Retype the material below. Keep every word exactly as it is.

— begin Listed entries —

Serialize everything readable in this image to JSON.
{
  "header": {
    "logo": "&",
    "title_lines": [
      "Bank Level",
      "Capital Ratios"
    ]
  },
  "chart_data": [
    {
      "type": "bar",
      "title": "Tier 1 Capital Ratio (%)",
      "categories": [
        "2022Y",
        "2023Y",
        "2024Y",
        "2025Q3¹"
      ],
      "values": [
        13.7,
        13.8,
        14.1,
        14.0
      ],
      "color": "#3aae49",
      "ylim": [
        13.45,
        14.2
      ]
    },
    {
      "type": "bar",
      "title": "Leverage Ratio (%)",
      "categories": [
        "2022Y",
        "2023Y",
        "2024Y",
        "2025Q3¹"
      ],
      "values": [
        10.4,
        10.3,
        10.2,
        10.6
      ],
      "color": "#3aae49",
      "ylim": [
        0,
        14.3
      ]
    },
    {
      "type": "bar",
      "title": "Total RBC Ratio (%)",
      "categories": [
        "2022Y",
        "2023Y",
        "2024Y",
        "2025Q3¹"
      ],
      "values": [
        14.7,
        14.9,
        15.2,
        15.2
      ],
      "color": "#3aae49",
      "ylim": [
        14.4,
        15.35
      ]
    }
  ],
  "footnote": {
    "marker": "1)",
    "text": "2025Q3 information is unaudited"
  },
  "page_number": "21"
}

— end Listed entries —

| Response |
Serialize everything readable in this image to JSON.
{
  "header": {
    "logo": "&",
    "title_lines": [
      "Bank Level",
      "Capital Ratios"
    ]
  },
  "chart_data": [
    {
      "type": "bar",
      "title": "Tier 1 Capital Ratio (%)",
      "categories": [
        "2022Y",
        "2023Y",
        "2024Y",
        "2025Q3¹"
      ],
      "values": [
        13.7,
        13.8,
        14.1,
        14.0
      ],
      "color": "#3aae49",
      "ylim": [
        13.45,
        14.2
      ]
    },
    {
      "type": "bar",
      "title": "Leverage Ratio (%)",
      "categories": [
        "2022Y",
        "2023Y",
        "2024Y",
        "2025Q3¹"
      ],
      "values": [
        10.4,
        10.3,
        10.2,
        10.6
      ],
      "color": "#3aae49",
      "ylim": [
        0,
        14.3
      ]
    },
    {
      "type": "bar",
      "title": "Total RBC Ratio (%)",
      "categories": [
        "2022Y",
        "2023Y",
        "2024Y",
        "2025Q3¹"
      ],
      "values": [
        14.7,
        14.9,
        15.2,
        15.2
      ],
      "color": "#3aae49",
      "ylim": [
        14.4,
        15.35
      ]
    }
  ],
  "footnote": {
    "marker": "1)",
    "text": "2025Q3 information is unaudited"
  },
  "page_number": "21"
}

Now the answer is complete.